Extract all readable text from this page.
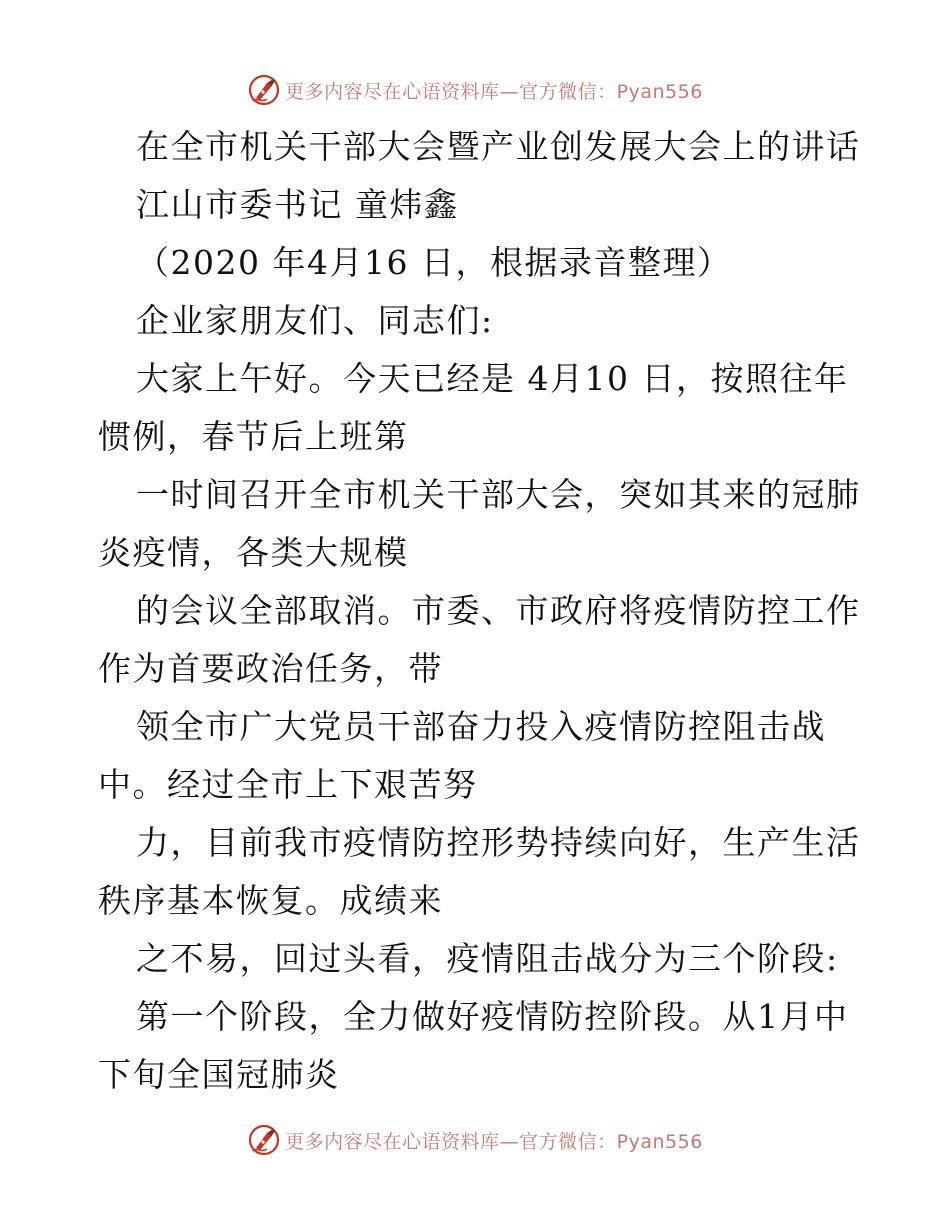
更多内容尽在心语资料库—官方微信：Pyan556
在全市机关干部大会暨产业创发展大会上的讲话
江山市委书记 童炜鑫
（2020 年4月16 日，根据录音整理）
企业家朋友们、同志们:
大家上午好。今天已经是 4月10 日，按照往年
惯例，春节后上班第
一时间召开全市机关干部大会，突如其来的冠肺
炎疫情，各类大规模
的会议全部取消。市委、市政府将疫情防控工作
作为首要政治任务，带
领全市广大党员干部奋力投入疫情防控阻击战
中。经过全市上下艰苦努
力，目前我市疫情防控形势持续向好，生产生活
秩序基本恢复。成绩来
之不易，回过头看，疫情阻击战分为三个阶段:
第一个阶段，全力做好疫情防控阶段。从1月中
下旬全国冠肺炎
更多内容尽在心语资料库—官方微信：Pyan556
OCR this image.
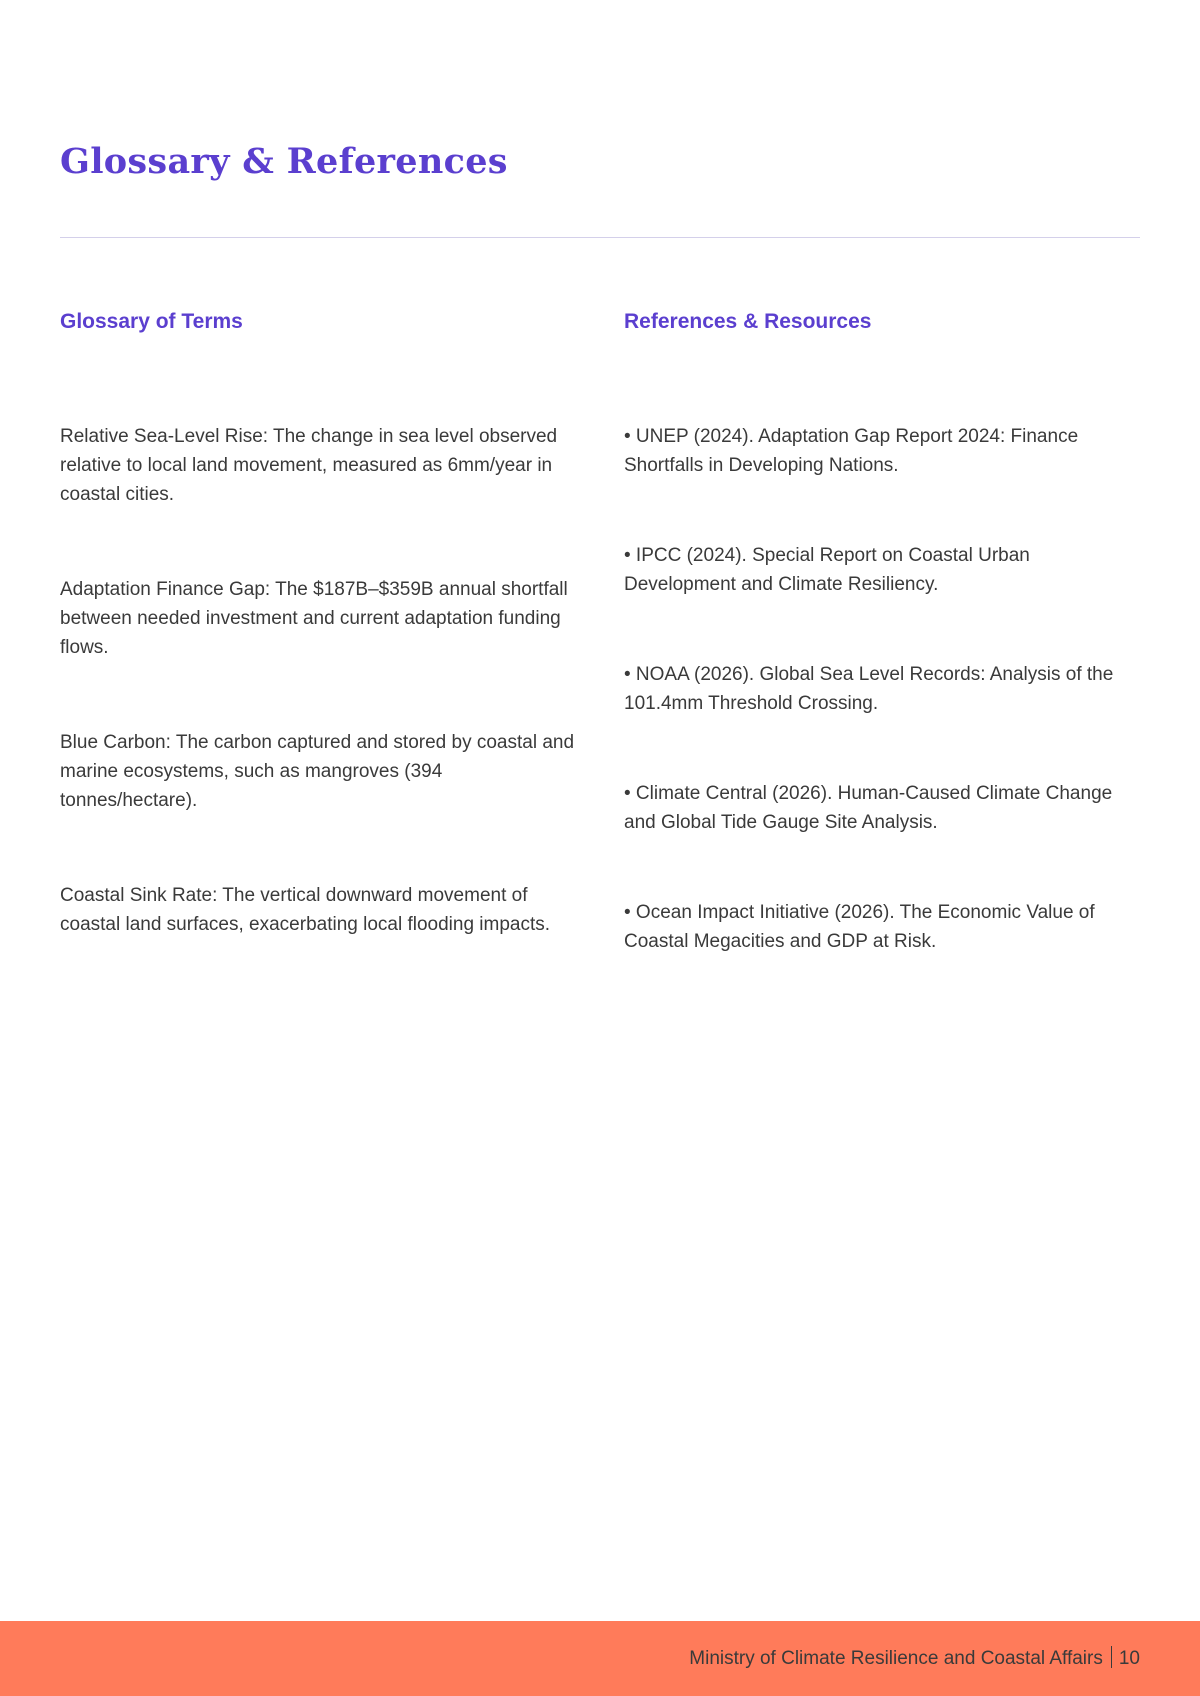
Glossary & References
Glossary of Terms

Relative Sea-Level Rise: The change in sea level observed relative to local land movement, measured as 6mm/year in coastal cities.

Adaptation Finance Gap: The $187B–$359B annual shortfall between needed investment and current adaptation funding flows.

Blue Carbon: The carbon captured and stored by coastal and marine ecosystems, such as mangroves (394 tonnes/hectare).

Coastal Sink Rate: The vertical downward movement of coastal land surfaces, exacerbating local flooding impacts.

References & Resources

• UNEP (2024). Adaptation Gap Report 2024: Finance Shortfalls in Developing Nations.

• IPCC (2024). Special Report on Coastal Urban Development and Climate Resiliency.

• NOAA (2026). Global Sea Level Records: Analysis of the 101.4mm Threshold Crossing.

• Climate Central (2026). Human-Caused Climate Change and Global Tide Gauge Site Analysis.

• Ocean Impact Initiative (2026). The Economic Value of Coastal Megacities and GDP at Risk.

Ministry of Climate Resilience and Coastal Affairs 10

The problem:
Nothing in the entries above should change when they are printed again, except that the pictures are dropped.

Completed exercise:
Extract all readable text from this page.
更多内容尽在心语资料库—官方微信：Pyan556
在全市机关干部大会暨产业创发展大会上的讲话
江山市委书记 童炜鑫
（2020 年4月16 日，根据录音整理）
企业家朋友们、同志们:
大家上午好。今天已经是 4月10 日，按照往年
惯例，春节后上班第
一时间召开全市机关干部大会，突如其来的冠肺
炎疫情，各类大规模
的会议全部取消。市委、市政府将疫情防控工作
作为首要政治任务，带
领全市广大党员干部奋力投入疫情防控阻击战
中。经过全市上下艰苦努
力，目前我市疫情防控形势持续向好，生产生活
秩序基本恢复。成绩来
之不易，回过头看，疫情阻击战分为三个阶段:
第一个阶段，全力做好疫情防控阶段。从1月中
下旬全国冠肺炎
更多内容尽在心语资料库—官方微信：Pyan556
OCR this image.
Glossary & References
Glossary of Terms

Relative Sea-Level Rise: The change in sea level observed relative to local land movement, measured as 6mm/year in coastal cities.

Adaptation Finance Gap: The $187B–$359B annual shortfall between needed investment and current adaptation funding flows.

Blue Carbon: The carbon captured and stored by coastal and marine ecosystems, such as mangroves (394 tonnes/hectare).

Coastal Sink Rate: The vertical downward movement of coastal land surfaces, exacerbating local flooding impacts.

References & Resources

• UNEP (2024). Adaptation Gap Report 2024: Finance Shortfalls in Developing Nations.

• IPCC (2024). Special Report on Coastal Urban Development and Climate Resiliency.

• NOAA (2026). Global Sea Level Records: Analysis of the 101.4mm Threshold Crossing.

• Climate Central (2026). Human-Caused Climate Change and Global Tide Gauge Site Analysis.

• Ocean Impact Initiative (2026). The Economic Value of Coastal Megacities and GDP at Risk.

Ministry of Climate Resilience and Coastal Affairs 10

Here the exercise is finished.